### Problem
Gather each line in the entries that includes the string "robot".
━━━━━ Data section ━━━━━
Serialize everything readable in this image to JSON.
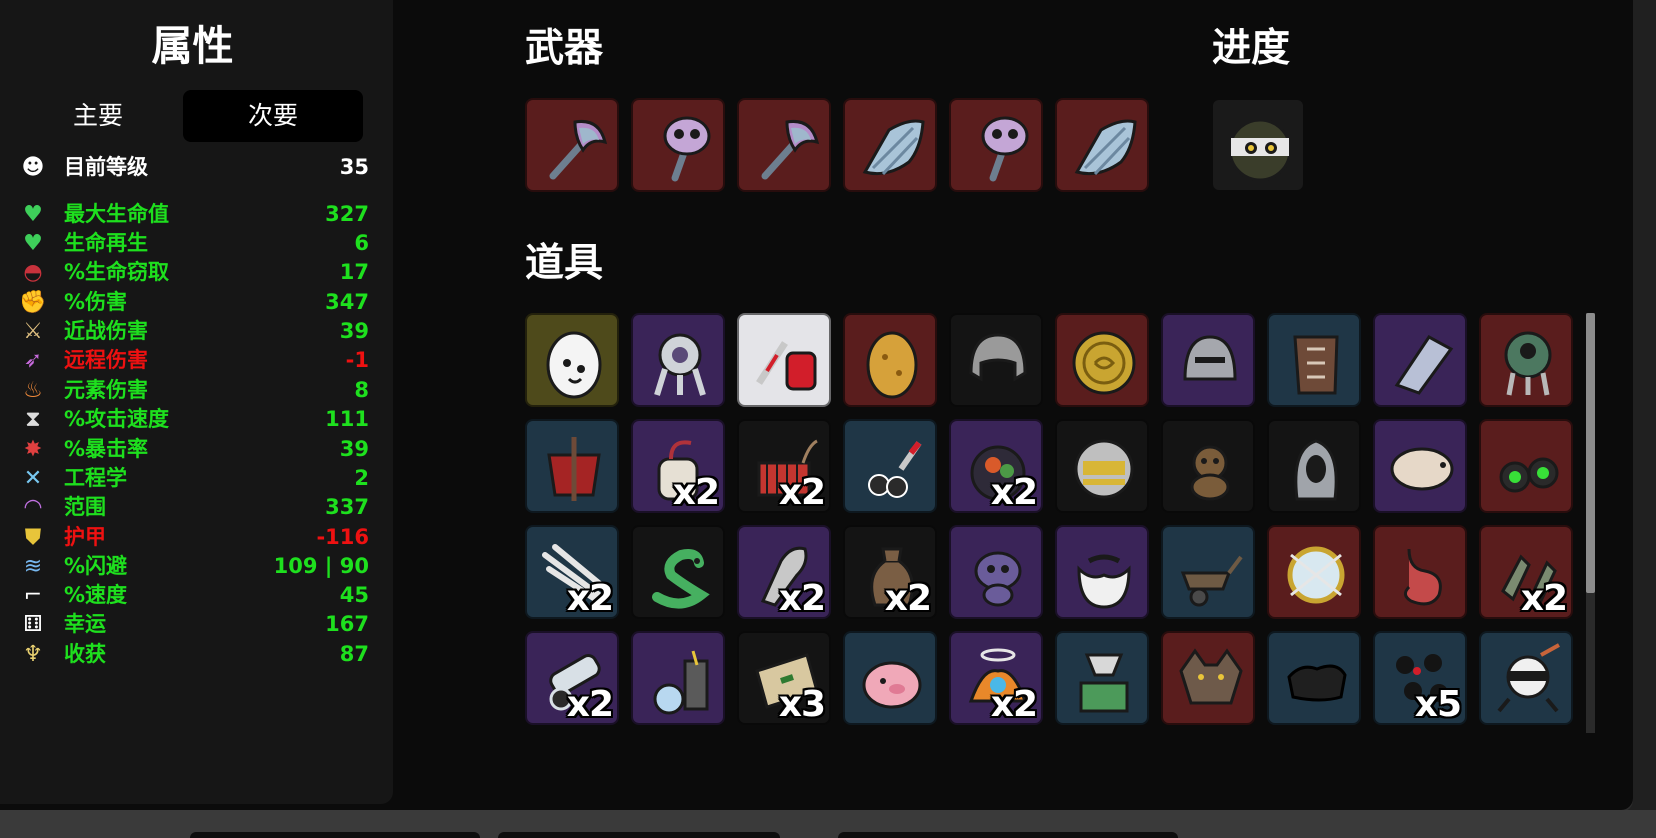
{
  "stats": {
    "title": "属性",
    "tabs": {
      "primary": "主要",
      "secondary": "次要"
    },
    "rows": [
      {
        "label": "目前等级",
        "value": "35",
        "color": "#ffffff",
        "value_color": "#ffffff",
        "icon": "level-up-icon"
      },
      {
        "label": "最大生命值",
        "value": "327",
        "color": "#1ee01e",
        "value_color": "#1ee01e",
        "icon": "heart-icon"
      },
      {
        "label": "生命再生",
        "value": "6",
        "color": "#1ee01e",
        "value_color": "#1ee01e",
        "icon": "heart-plus-icon"
      },
      {
        "label": "%生命窃取",
        "value": "17",
        "color": "#1ee01e",
        "value_color": "#1ee01e",
        "icon": "fangs-icon"
      },
      {
        "label": "%伤害",
        "value": "347",
        "color": "#1ee01e",
        "value_color": "#1ee01e",
        "icon": "fist-icon"
      },
      {
        "label": "近战伤害",
        "value": "39",
        "color": "#1ee01e",
        "value_color": "#1ee01e",
        "icon": "sword-icon"
      },
      {
        "label": "远程伤害",
        "value": "-1",
        "color": "#ee1111",
        "value_color": "#ee1111",
        "icon": "bow-icon"
      },
      {
        "label": "元素伤害",
        "value": "8",
        "color": "#1ee01e",
        "value_color": "#1ee01e",
        "icon": "flame-icon"
      },
      {
        "label": "%攻击速度",
        "value": "111",
        "color": "#1ee01e",
        "value_color": "#1ee01e",
        "icon": "hourglass-icon"
      },
      {
        "label": "%暴击率",
        "value": "39",
        "color": "#1ee01e",
        "value_color": "#1ee01e",
        "icon": "crit-burst-icon"
      },
      {
        "label": "工程学",
        "value": "2",
        "color": "#1ee01e",
        "value_color": "#1ee01e",
        "icon": "wrench-icon"
      },
      {
        "label": "范围",
        "value": "337",
        "color": "#1ee01e",
        "value_color": "#1ee01e",
        "icon": "range-waves-icon"
      },
      {
        "label": "护甲",
        "value": "-116",
        "color": "#ee1111",
        "value_color": "#ee1111",
        "icon": "shield-icon"
      },
      {
        "label": "%闪避",
        "value": "109 | 90",
        "color": "#1ee01e",
        "value_color": "#1ee01e",
        "icon": "dodge-wind-icon"
      },
      {
        "label": "%速度",
        "value": "45",
        "color": "#1ee01e",
        "value_color": "#1ee01e",
        "icon": "boot-icon"
      },
      {
        "label": "幸运",
        "value": "167",
        "color": "#1ee01e",
        "value_color": "#1ee01e",
        "icon": "dice-icon"
      },
      {
        "label": "收获",
        "value": "87",
        "color": "#1ee01e",
        "value_color": "#1ee01e",
        "icon": "harvest-wheat-icon"
      }
    ]
  },
  "weapons": {
    "title": "武器",
    "items": [
      {
        "icon": "axe-icon",
        "tier_color": "#5a1d1d"
      },
      {
        "icon": "skull-mace-icon",
        "tier_color": "#5a1d1d"
      },
      {
        "icon": "axe-icon",
        "tier_color": "#5a1d1d"
      },
      {
        "icon": "crystal-shard-icon",
        "tier_color": "#5a1d1d"
      },
      {
        "icon": "skull-mace-icon",
        "tier_color": "#5a1d1d"
      },
      {
        "icon": "crystal-shard-icon",
        "tier_color": "#5a1d1d"
      }
    ]
  },
  "progress": {
    "title": "进度",
    "items": [
      {
        "icon": "ninja-character-icon",
        "tier_color": "#1a1a1a"
      }
    ]
  },
  "items": {
    "title": "道具",
    "list": [
      {
        "icon": "egg-icon",
        "tier_color": "#4e4a1b",
        "count": ""
      },
      {
        "icon": "robot-droid-icon",
        "tier_color": "#3a2458",
        "count": ""
      },
      {
        "icon": "blood-bag-syringe-icon",
        "tier_color": "#e4e4e8",
        "count": ""
      },
      {
        "icon": "potato-icon",
        "tier_color": "#5a1d1d",
        "count": ""
      },
      {
        "icon": "helmet-icon",
        "tier_color": "#141414",
        "count": ""
      },
      {
        "icon": "gold-coin-icon",
        "tier_color": "#5a1d1d",
        "count": ""
      },
      {
        "icon": "knight-helmet-icon",
        "tier_color": "#3a2458",
        "count": ""
      },
      {
        "icon": "leather-armor-icon",
        "tier_color": "#1f3646",
        "count": ""
      },
      {
        "icon": "blade-shard-icon",
        "tier_color": "#3a2458",
        "count": ""
      },
      {
        "icon": "alien-droid-icon",
        "tier_color": "#5a1d1d",
        "count": ""
      },
      {
        "icon": "scarecrow-icon",
        "tier_color": "#1f3646",
        "count": ""
      },
      {
        "icon": "bandage-roll-icon",
        "tier_color": "#3a2458",
        "count": "x2"
      },
      {
        "icon": "dynamite-icon",
        "tier_color": "#141414",
        "count": "x2"
      },
      {
        "icon": "cherry-knife-icon",
        "tier_color": "#1f3646",
        "count": ""
      },
      {
        "icon": "fruit-bowl-icon",
        "tier_color": "#3a2458",
        "count": "x2"
      },
      {
        "icon": "golden-mask-icon",
        "tier_color": "#141414",
        "count": ""
      },
      {
        "icon": "monkey-icon",
        "tier_color": "#141414",
        "count": ""
      },
      {
        "icon": "hooded-alien-icon",
        "tier_color": "#141414",
        "count": ""
      },
      {
        "icon": "tardigrade-icon",
        "tier_color": "#3a2458",
        "count": ""
      },
      {
        "icon": "binoculars-icon",
        "tier_color": "#5a1d1d",
        "count": ""
      },
      {
        "icon": "claw-slash-icon",
        "tier_color": "#1f3646",
        "count": "x2"
      },
      {
        "icon": "snake-icon",
        "tier_color": "#141414",
        "count": ""
      },
      {
        "icon": "bullet-icon",
        "tier_color": "#3a2458",
        "count": "x2"
      },
      {
        "icon": "sack-icon",
        "tier_color": "#141414",
        "count": "x2"
      },
      {
        "icon": "baby-alien-icon",
        "tier_color": "#3a2458",
        "count": ""
      },
      {
        "icon": "beard-icon",
        "tier_color": "#3a2458",
        "count": ""
      },
      {
        "icon": "wheelbarrow-icon",
        "tier_color": "#1f3646",
        "count": ""
      },
      {
        "icon": "pierced-orb-icon",
        "tier_color": "#5a1d1d",
        "count": ""
      },
      {
        "icon": "stomach-icon",
        "tier_color": "#5a1d1d",
        "count": ""
      },
      {
        "icon": "rockets-icon",
        "tier_color": "#5a1d1d",
        "count": "x2"
      },
      {
        "icon": "cannon-icon",
        "tier_color": "#3a2458",
        "count": "x2"
      },
      {
        "icon": "alchemy-lab-icon",
        "tier_color": "#3a2458",
        "count": ""
      },
      {
        "icon": "treasure-map-icon",
        "tier_color": "#141414",
        "count": "x3"
      },
      {
        "icon": "piggy-bank-icon",
        "tier_color": "#1f3646",
        "count": ""
      },
      {
        "icon": "angel-droid-icon",
        "tier_color": "#3a2458",
        "count": "x2"
      },
      {
        "icon": "meat-grinder-icon",
        "tier_color": "#1f3646",
        "count": ""
      },
      {
        "icon": "werewolf-icon",
        "tier_color": "#5a1d1d",
        "count": ""
      },
      {
        "icon": "black-cloth-icon",
        "tier_color": "#1f3646",
        "count": ""
      },
      {
        "icon": "bombs-icon",
        "tier_color": "#1f3646",
        "count": "x5"
      },
      {
        "icon": "ninja-robot-icon",
        "tier_color": "#1f3646",
        "count": ""
      }
    ]
  }
}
━━━━━
### Final answer
        "icon": "robot-droid-icon",
        "icon": "ninja-robot-icon",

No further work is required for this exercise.